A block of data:
· · · ·
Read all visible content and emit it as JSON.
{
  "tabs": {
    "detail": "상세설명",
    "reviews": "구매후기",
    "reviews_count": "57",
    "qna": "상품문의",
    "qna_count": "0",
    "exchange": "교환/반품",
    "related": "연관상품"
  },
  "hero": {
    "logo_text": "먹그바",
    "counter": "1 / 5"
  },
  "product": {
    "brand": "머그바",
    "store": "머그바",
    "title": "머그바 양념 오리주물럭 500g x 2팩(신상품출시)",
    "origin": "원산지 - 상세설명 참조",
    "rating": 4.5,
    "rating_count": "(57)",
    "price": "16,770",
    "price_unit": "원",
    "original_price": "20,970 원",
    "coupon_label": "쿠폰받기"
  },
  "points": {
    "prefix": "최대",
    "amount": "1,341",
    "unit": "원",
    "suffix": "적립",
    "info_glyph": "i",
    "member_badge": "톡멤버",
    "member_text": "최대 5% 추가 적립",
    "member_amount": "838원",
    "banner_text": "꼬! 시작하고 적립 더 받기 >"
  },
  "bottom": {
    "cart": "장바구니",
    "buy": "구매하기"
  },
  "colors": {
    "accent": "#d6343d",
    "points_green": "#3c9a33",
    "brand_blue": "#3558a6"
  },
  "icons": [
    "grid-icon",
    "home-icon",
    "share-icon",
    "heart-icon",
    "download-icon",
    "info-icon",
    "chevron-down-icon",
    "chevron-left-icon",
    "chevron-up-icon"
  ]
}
· · · ·
Task statement: Type out the whole listing above again, exactly as it stands.

Right answer:
Read all visible content and emit it as JSON.
{
  "tabs": {
    "detail": "상세설명",
    "reviews": "구매후기",
    "reviews_count": "57",
    "qna": "상품문의",
    "qna_count": "0",
    "exchange": "교환/반품",
    "related": "연관상품"
  },
  "hero": {
    "logo_text": "먹그바",
    "counter": "1 / 5"
  },
  "product": {
    "brand": "머그바",
    "store": "머그바",
    "title": "머그바 양념 오리주물럭 500g x 2팩(신상품출시)",
    "origin": "원산지 - 상세설명 참조",
    "rating": 4.5,
    "rating_count": "(57)",
    "price": "16,770",
    "price_unit": "원",
    "original_price": "20,970 원",
    "coupon_label": "쿠폰받기"
  },
  "points": {
    "prefix": "최대",
    "amount": "1,341",
    "unit": "원",
    "suffix": "적립",
    "info_glyph": "i",
    "member_badge": "톡멤버",
    "member_text": "최대 5% 추가 적립",
    "member_amount": "838원",
    "banner_text": "꼬! 시작하고 적립 더 받기 >"
  },
  "bottom": {
    "cart": "장바구니",
    "buy": "구매하기"
  },
  "colors": {
    "accent": "#d6343d",
    "points_green": "#3c9a33",
    "brand_blue": "#3558a6"
  },
  "icons": [
    "grid-icon",
    "home-icon",
    "share-icon",
    "heart-icon",
    "download-icon",
    "info-icon",
    "chevron-down-icon",
    "chevron-left-icon",
    "chevron-up-icon"
  ]
}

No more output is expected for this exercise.